_GIVEN EXERCISE_
Transcribe the records below exactly as they appear, omitting any pictures.

_ITEMS_
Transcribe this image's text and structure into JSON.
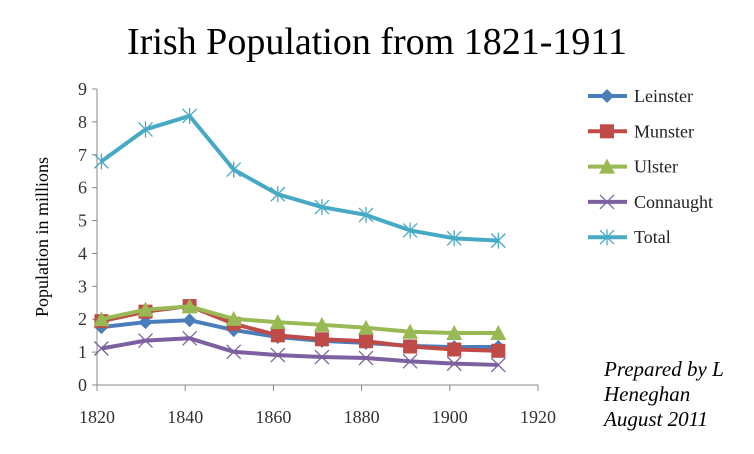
{
  "chart_data": {
    "type": "line",
    "title": "Irish Population from 1821-1911",
    "xlabel": "",
    "ylabel": "Population in millions",
    "xlim": [
      1820,
      1920
    ],
    "ylim": [
      0,
      9
    ],
    "xticks": [
      1820,
      1840,
      1860,
      1880,
      1900,
      1920
    ],
    "yticks": [
      0,
      1,
      2,
      3,
      4,
      5,
      6,
      7,
      8,
      9
    ],
    "grid": false,
    "legend_position": "right",
    "x": [
      1821,
      1831,
      1841,
      1851,
      1861,
      1871,
      1881,
      1891,
      1901,
      1911
    ],
    "series": [
      {
        "name": "Leinster",
        "color": "#4A7EBB",
        "marker": "diamond",
        "values": [
          1.76,
          1.91,
          1.97,
          1.67,
          1.46,
          1.34,
          1.28,
          1.19,
          1.15,
          1.16
        ]
      },
      {
        "name": "Munster",
        "color": "#BE4B48",
        "marker": "square",
        "values": [
          1.94,
          2.23,
          2.4,
          1.86,
          1.51,
          1.39,
          1.33,
          1.17,
          1.08,
          1.04
        ]
      },
      {
        "name": "Ulster",
        "color": "#98B954",
        "marker": "triangle",
        "values": [
          2.0,
          2.29,
          2.39,
          2.01,
          1.91,
          1.83,
          1.74,
          1.62,
          1.58,
          1.58
        ]
      },
      {
        "name": "Connaught",
        "color": "#7D60A0",
        "marker": "x",
        "values": [
          1.11,
          1.35,
          1.42,
          1.01,
          0.91,
          0.85,
          0.82,
          0.72,
          0.65,
          0.61
        ]
      },
      {
        "name": "Total",
        "color": "#46AAC5",
        "marker": "star",
        "values": [
          6.8,
          7.77,
          8.18,
          6.55,
          5.8,
          5.41,
          5.17,
          4.7,
          4.46,
          4.39
        ]
      }
    ],
    "annotation": [
      "Prepared by L",
      "Heneghan",
      "August 2011"
    ]
  }
}
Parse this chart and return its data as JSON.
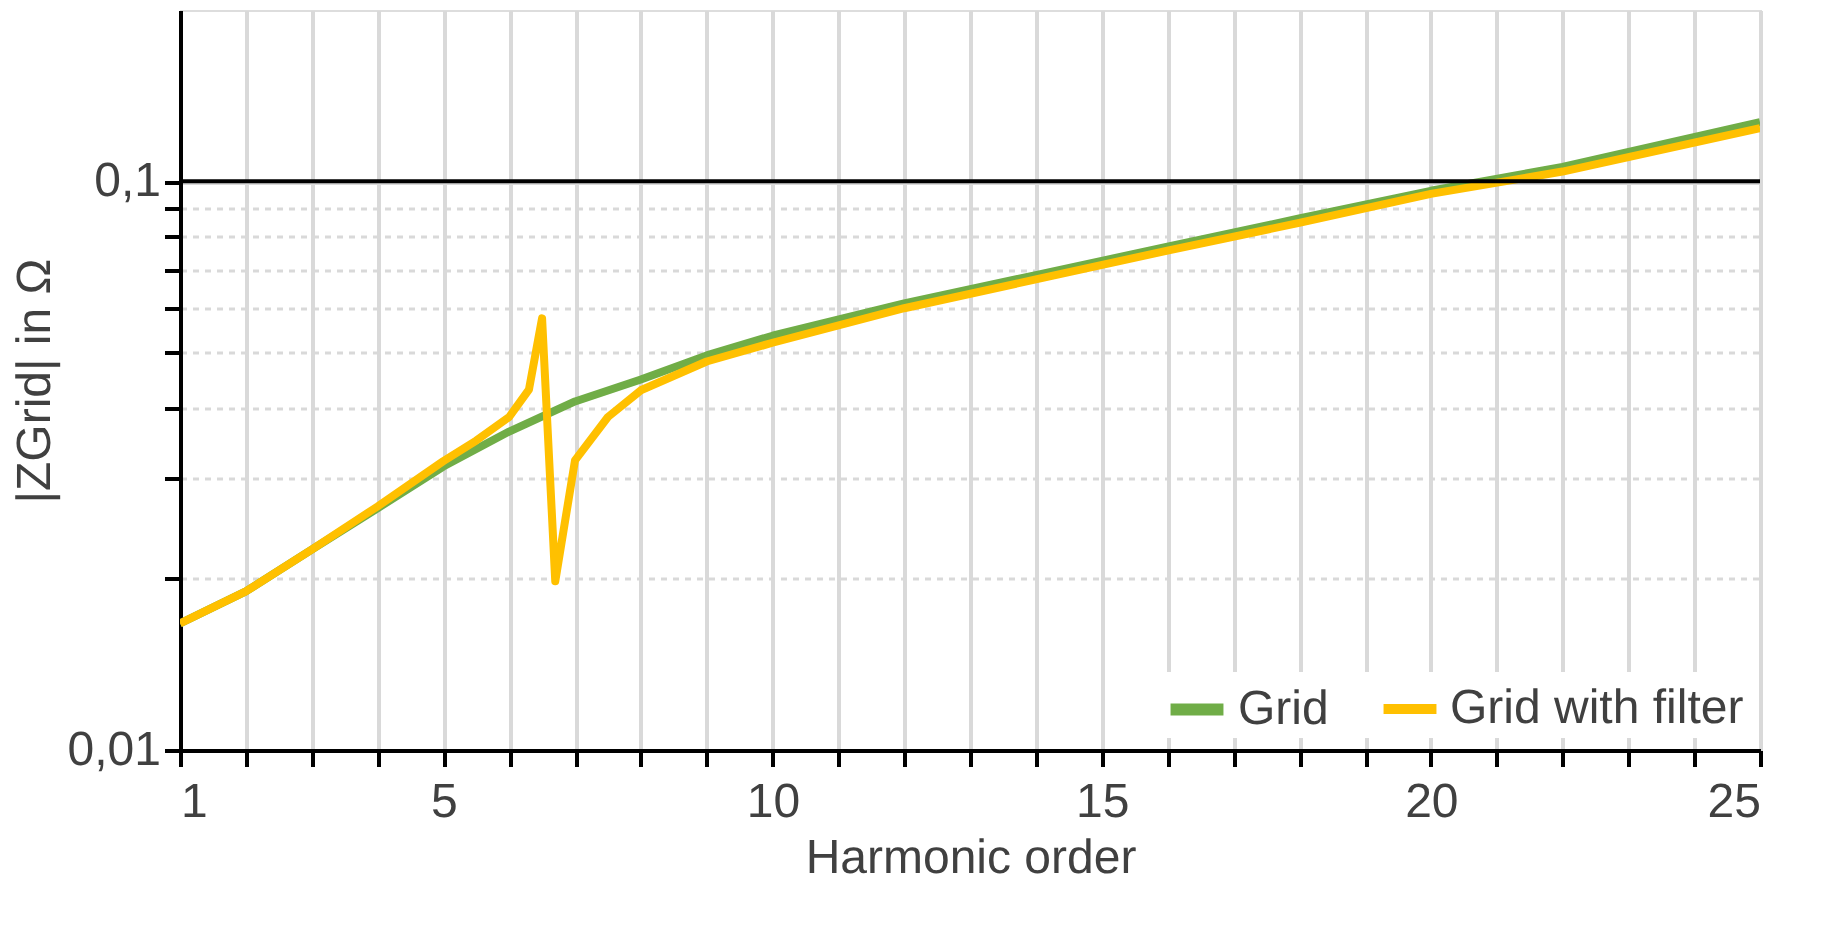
{
  "chart_data": {
    "type": "line",
    "xlabel": "Harmonic order",
    "ylabel": "|ZGrid| in Ω",
    "ref_lines": [
      {
        "axis": "y",
        "value": 0.1,
        "color": "#000000",
        "line_style": "solid"
      }
    ],
    "xlim": [
      1,
      25
    ],
    "ylim": [
      0.01,
      0.2
    ],
    "log": "y",
    "grid": true,
    "legend": "bottom right",
    "line_style": "solid",
    "marker": "none",
    "xticks": [
      1,
      {
        "value": 2,
        "label": null
      },
      {
        "value": 3,
        "label": null
      },
      {
        "value": 4,
        "label": null
      },
      5,
      {
        "value": 6,
        "label": null
      },
      {
        "value": 7,
        "label": null
      },
      {
        "value": 8,
        "label": null
      },
      {
        "value": 9,
        "label": null
      },
      10,
      {
        "value": 11,
        "label": null
      },
      {
        "value": 12,
        "label": null
      },
      {
        "value": 13,
        "label": null
      },
      {
        "value": 14,
        "label": null
      },
      15,
      {
        "value": 16,
        "label": null
      },
      {
        "value": 17,
        "label": null
      },
      {
        "value": 18,
        "label": null
      },
      {
        "value": 19,
        "label": null
      },
      20,
      {
        "value": 21,
        "label": null
      },
      {
        "value": 22,
        "label": null
      },
      {
        "value": 23,
        "label": null
      },
      {
        "value": 24,
        "label": null
      },
      25
    ],
    "yticks": [
      {
        "value": 0.01,
        "label": "0,01"
      },
      {
        "value": 0.02,
        "label": null
      },
      {
        "value": 0.03,
        "label": null
      },
      {
        "value": 0.04,
        "label": null
      },
      {
        "value": 0.05,
        "label": null
      },
      {
        "value": 0.06,
        "label": null
      },
      {
        "value": 0.07,
        "label": null
      },
      {
        "value": 0.08,
        "label": null
      },
      {
        "value": 0.09,
        "label": null
      },
      {
        "value": 0.1,
        "label": "0,1"
      }
    ],
    "series": [
      {
        "name": "Grid",
        "color": "#70ad47",
        "x": [
          1,
          2,
          3,
          4,
          5,
          6,
          7,
          8,
          9,
          10,
          12,
          14,
          16,
          18,
          20,
          22,
          25
        ],
        "values": [
          0.0167,
          0.019,
          0.0225,
          0.0266,
          0.0315,
          0.0363,
          0.041,
          0.0448,
          0.0494,
          0.0535,
          0.061,
          0.0684,
          0.0767,
          0.086,
          0.0962,
          0.106,
          0.127
        ]
      },
      {
        "name": "Grid with filter",
        "color": "#ffc000",
        "x": [
          1,
          2,
          3,
          4,
          5,
          5.5,
          6,
          6.3,
          6.5,
          6.7,
          7,
          7.5,
          8,
          9,
          10,
          12,
          14,
          16,
          18,
          20,
          22,
          25
        ],
        "values": [
          0.0167,
          0.019,
          0.0225,
          0.0268,
          0.0322,
          0.035,
          0.0385,
          0.043,
          0.0574,
          0.0198,
          0.0323,
          0.0385,
          0.0429,
          0.0482,
          0.052,
          0.0598,
          0.0672,
          0.0755,
          0.0845,
          0.095,
          0.104,
          0.124
        ]
      }
    ]
  }
}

_SOLVED EXERCISE_
Transcribe this image's text and structure into JSON.
{
  "chart_data": {
    "type": "line",
    "title": "Irish Population from 1821-1911",
    "xlabel": "",
    "ylabel": "Population in millions",
    "xlim": [
      1820,
      1920
    ],
    "ylim": [
      0,
      9
    ],
    "xticks": [
      1820,
      1840,
      1860,
      1880,
      1900,
      1920
    ],
    "yticks": [
      0,
      1,
      2,
      3,
      4,
      5,
      6,
      7,
      8,
      9
    ],
    "grid": false,
    "legend_position": "right",
    "x": [
      1821,
      1831,
      1841,
      1851,
      1861,
      1871,
      1881,
      1891,
      1901,
      1911
    ],
    "series": [
      {
        "name": "Leinster",
        "color": "#4A7EBB",
        "marker": "diamond",
        "values": [
          1.76,
          1.91,
          1.97,
          1.67,
          1.46,
          1.34,
          1.28,
          1.19,
          1.15,
          1.16
        ]
      },
      {
        "name": "Munster",
        "color": "#BE4B48",
        "marker": "square",
        "values": [
          1.94,
          2.23,
          2.4,
          1.86,
          1.51,
          1.39,
          1.33,
          1.17,
          1.08,
          1.04
        ]
      },
      {
        "name": "Ulster",
        "color": "#98B954",
        "marker": "triangle",
        "values": [
          2.0,
          2.29,
          2.39,
          2.01,
          1.91,
          1.83,
          1.74,
          1.62,
          1.58,
          1.58
        ]
      },
      {
        "name": "Connaught",
        "color": "#7D60A0",
        "marker": "x",
        "values": [
          1.11,
          1.35,
          1.42,
          1.01,
          0.91,
          0.85,
          0.82,
          0.72,
          0.65,
          0.61
        ]
      },
      {
        "name": "Total",
        "color": "#46AAC5",
        "marker": "star",
        "values": [
          6.8,
          7.77,
          8.18,
          6.55,
          5.8,
          5.41,
          5.17,
          4.7,
          4.46,
          4.39
        ]
      }
    ],
    "annotation": [
      "Prepared by L",
      "Heneghan",
      "August 2011"
    ]
  }
}
Parse this chart and return its data as JSON.
{
  "chart_data": {
    "type": "line",
    "xlabel": "Harmonic order",
    "ylabel": "|ZGrid| in Ω",
    "ref_lines": [
      {
        "axis": "y",
        "value": 0.1,
        "color": "#000000",
        "line_style": "solid"
      }
    ],
    "xlim": [
      1,
      25
    ],
    "ylim": [
      0.01,
      0.2
    ],
    "log": "y",
    "grid": true,
    "legend": "bottom right",
    "line_style": "solid",
    "marker": "none",
    "xticks": [
      1,
      {
        "value": 2,
        "label": null
      },
      {
        "value": 3,
        "label": null
      },
      {
        "value": 4,
        "label": null
      },
      5,
      {
        "value": 6,
        "label": null
      },
      {
        "value": 7,
        "label": null
      },
      {
        "value": 8,
        "label": null
      },
      {
        "value": 9,
        "label": null
      },
      10,
      {
        "value": 11,
        "label": null
      },
      {
        "value": 12,
        "label": null
      },
      {
        "value": 13,
        "label": null
      },
      {
        "value": 14,
        "label": null
      },
      15,
      {
        "value": 16,
        "label": null
      },
      {
        "value": 17,
        "label": null
      },
      {
        "value": 18,
        "label": null
      },
      {
        "value": 19,
        "label": null
      },
      20,
      {
        "value": 21,
        "label": null
      },
      {
        "value": 22,
        "label": null
      },
      {
        "value": 23,
        "label": null
      },
      {
        "value": 24,
        "label": null
      },
      25
    ],
    "yticks": [
      {
        "value": 0.01,
        "label": "0,01"
      },
      {
        "value": 0.02,
        "label": null
      },
      {
        "value": 0.03,
        "label": null
      },
      {
        "value": 0.04,
        "label": null
      },
      {
        "value": 0.05,
        "label": null
      },
      {
        "value": 0.06,
        "label": null
      },
      {
        "value": 0.07,
        "label": null
      },
      {
        "value": 0.08,
        "label": null
      },
      {
        "value": 0.09,
        "label": null
      },
      {
        "value": 0.1,
        "label": "0,1"
      }
    ],
    "series": [
      {
        "name": "Grid",
        "color": "#70ad47",
        "x": [
          1,
          2,
          3,
          4,
          5,
          6,
          7,
          8,
          9,
          10,
          12,
          14,
          16,
          18,
          20,
          22,
          25
        ],
        "values": [
          0.0167,
          0.019,
          0.0225,
          0.0266,
          0.0315,
          0.0363,
          0.041,
          0.0448,
          0.0494,
          0.0535,
          0.061,
          0.0684,
          0.0767,
          0.086,
          0.0962,
          0.106,
          0.127
        ]
      },
      {
        "name": "Grid with filter",
        "color": "#ffc000",
        "x": [
          1,
          2,
          3,
          4,
          5,
          5.5,
          6,
          6.3,
          6.5,
          6.7,
          7,
          7.5,
          8,
          9,
          10,
          12,
          14,
          16,
          18,
          20,
          22,
          25
        ],
        "values": [
          0.0167,
          0.019,
          0.0225,
          0.0268,
          0.0322,
          0.035,
          0.0385,
          0.043,
          0.0574,
          0.0198,
          0.0323,
          0.0385,
          0.0429,
          0.0482,
          0.052,
          0.0598,
          0.0672,
          0.0755,
          0.0845,
          0.095,
          0.104,
          0.124
        ]
      }
    ]
  }
}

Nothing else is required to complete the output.